_SOURCE MATERIAL:_
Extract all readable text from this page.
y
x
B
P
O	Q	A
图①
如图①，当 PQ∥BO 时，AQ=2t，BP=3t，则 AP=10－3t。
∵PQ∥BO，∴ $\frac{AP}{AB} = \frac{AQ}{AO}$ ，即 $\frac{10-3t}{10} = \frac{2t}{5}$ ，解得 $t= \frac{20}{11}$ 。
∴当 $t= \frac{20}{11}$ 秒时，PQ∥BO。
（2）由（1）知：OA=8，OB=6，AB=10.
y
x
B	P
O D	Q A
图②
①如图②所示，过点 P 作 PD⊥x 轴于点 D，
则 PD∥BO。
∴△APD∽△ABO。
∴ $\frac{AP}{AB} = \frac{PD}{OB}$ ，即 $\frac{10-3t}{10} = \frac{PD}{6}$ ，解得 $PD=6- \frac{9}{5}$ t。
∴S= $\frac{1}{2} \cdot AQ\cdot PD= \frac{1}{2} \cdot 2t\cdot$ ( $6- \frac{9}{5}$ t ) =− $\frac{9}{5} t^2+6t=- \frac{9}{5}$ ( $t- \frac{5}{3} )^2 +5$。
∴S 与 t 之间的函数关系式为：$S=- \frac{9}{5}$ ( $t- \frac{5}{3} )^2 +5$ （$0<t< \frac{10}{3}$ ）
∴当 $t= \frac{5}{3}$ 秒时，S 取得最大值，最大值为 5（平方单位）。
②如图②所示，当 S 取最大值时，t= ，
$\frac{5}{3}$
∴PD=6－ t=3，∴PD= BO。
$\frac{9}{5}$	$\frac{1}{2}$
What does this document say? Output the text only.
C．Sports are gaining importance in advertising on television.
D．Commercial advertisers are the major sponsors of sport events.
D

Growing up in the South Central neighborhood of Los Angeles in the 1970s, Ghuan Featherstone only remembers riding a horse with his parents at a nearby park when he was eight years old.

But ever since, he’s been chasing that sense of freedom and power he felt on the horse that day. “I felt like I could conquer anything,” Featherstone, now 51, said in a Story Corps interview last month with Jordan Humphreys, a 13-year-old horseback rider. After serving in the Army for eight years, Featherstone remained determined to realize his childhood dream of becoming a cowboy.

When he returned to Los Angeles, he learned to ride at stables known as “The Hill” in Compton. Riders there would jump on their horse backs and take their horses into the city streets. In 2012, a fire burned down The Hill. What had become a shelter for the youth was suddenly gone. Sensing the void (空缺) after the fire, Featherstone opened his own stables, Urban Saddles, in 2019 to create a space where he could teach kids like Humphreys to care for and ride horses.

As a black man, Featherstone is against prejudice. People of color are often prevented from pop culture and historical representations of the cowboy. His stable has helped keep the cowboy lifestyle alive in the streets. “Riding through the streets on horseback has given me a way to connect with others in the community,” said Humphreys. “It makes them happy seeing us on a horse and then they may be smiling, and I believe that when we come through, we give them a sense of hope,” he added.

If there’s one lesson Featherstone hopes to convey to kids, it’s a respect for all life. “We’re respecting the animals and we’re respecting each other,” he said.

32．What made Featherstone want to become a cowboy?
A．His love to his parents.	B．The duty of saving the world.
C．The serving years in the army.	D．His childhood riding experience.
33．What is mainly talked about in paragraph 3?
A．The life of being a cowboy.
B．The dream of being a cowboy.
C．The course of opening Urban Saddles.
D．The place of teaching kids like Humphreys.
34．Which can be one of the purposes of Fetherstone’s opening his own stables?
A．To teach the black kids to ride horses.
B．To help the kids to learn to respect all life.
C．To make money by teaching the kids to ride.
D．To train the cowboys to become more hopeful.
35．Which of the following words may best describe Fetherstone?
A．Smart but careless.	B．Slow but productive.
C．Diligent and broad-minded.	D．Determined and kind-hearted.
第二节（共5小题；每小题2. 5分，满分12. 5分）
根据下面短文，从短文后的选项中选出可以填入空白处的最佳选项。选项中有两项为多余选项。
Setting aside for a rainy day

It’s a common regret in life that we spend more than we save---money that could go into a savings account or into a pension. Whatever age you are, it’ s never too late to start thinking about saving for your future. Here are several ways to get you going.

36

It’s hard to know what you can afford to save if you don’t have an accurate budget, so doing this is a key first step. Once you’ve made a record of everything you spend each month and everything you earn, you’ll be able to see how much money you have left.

_DIRECTIONS:_ The records above need to be transcribed in full. Keep every character unchanged.

_EXPECTED ANSWER:_
Extract all readable text from this page.
y
x
B
P
O	Q	A
图①
如图①，当 PQ∥BO 时，AQ=2t，BP=3t，则 AP=10－3t。
∵PQ∥BO，∴ $\frac{AP}{AB} = \frac{AQ}{AO}$ ，即 $\frac{10-3t}{10} = \frac{2t}{5}$ ，解得 $t= \frac{20}{11}$ 。
∴当 $t= \frac{20}{11}$ 秒时，PQ∥BO。
（2）由（1）知：OA=8，OB=6，AB=10.
y
x
B	P
O D	Q A
图②
①如图②所示，过点 P 作 PD⊥x 轴于点 D，
则 PD∥BO。
∴△APD∽△ABO。
∴ $\frac{AP}{AB} = \frac{PD}{OB}$ ，即 $\frac{10-3t}{10} = \frac{PD}{6}$ ，解得 $PD=6- \frac{9}{5}$ t。
∴S= $\frac{1}{2} \cdot AQ\cdot PD= \frac{1}{2} \cdot 2t\cdot$ ( $6- \frac{9}{5}$ t ) =− $\frac{9}{5} t^2+6t=- \frac{9}{5}$ ( $t- \frac{5}{3} )^2 +5$。
∴S 与 t 之间的函数关系式为：$S=- \frac{9}{5}$ ( $t- \frac{5}{3} )^2 +5$ （$0<t< \frac{10}{3}$ ）
∴当 $t= \frac{5}{3}$ 秒时，S 取得最大值，最大值为 5（平方单位）。
②如图②所示，当 S 取最大值时，t= ，
$\frac{5}{3}$
∴PD=6－ t=3，∴PD= BO。
$\frac{9}{5}$	$\frac{1}{2}$
What does this document say? Output the text only.
C．Sports are gaining importance in advertising on television.
D．Commercial advertisers are the major sponsors of sport events.
D

Growing up in the South Central neighborhood of Los Angeles in the 1970s, Ghuan Featherstone only remembers riding a horse with his parents at a nearby park when he was eight years old.

But ever since, he’s been chasing that sense of freedom and power he felt on the horse that day. “I felt like I could conquer anything,” Featherstone, now 51, said in a Story Corps interview last month with Jordan Humphreys, a 13-year-old horseback rider. After serving in the Army for eight years, Featherstone remained determined to realize his childhood dream of becoming a cowboy.

When he returned to Los Angeles, he learned to ride at stables known as “The Hill” in Compton. Riders there would jump on their horse backs and take their horses into the city streets. In 2012, a fire burned down The Hill. What had become a shelter for the youth was suddenly gone. Sensing the void (空缺) after the fire, Featherstone opened his own stables, Urban Saddles, in 2019 to create a space where he could teach kids like Humphreys to care for and ride horses.

As a black man, Featherstone is against prejudice. People of color are often prevented from pop culture and historical representations of the cowboy. His stable has helped keep the cowboy lifestyle alive in the streets. “Riding through the streets on horseback has given me a way to connect with others in the community,” said Humphreys. “It makes them happy seeing us on a horse and then they may be smiling, and I believe that when we come through, we give them a sense of hope,” he added.

If there’s one lesson Featherstone hopes to convey to kids, it’s a respect for all life. “We’re respecting the animals and we’re respecting each other,” he said.

32．What made Featherstone want to become a cowboy?
A．His love to his parents.	B．The duty of saving the world.
C．The serving years in the army.	D．His childhood riding experience.
33．What is mainly talked about in paragraph 3?
A．The life of being a cowboy.
B．The dream of being a cowboy.
C．The course of opening Urban Saddles.
D．The place of teaching kids like Humphreys.
34．Which can be one of the purposes of Fetherstone’s opening his own stables?
A．To teach the black kids to ride horses.
B．To help the kids to learn to respect all life.
C．To make money by teaching the kids to ride.
D．To train the cowboys to become more hopeful.
35．Which of the following words may best describe Fetherstone?
A．Smart but careless.	B．Slow but productive.
C．Diligent and broad-minded.	D．Determined and kind-hearted.
第二节（共5小题；每小题2. 5分，满分12. 5分）
根据下面短文，从短文后的选项中选出可以填入空白处的最佳选项。选项中有两项为多余选项。
Setting aside for a rainy day

It’s a common regret in life that we spend more than we save---money that could go into a savings account or into a pension. Whatever age you are, it’ s never too late to start thinking about saving for your future. Here are several ways to get you going.

36

It’s hard to know what you can afford to save if you don’t have an accurate budget, so doing this is a key first step. Once you’ve made a record of everything you spend each month and everything you earn, you’ll be able to see how much money you have left.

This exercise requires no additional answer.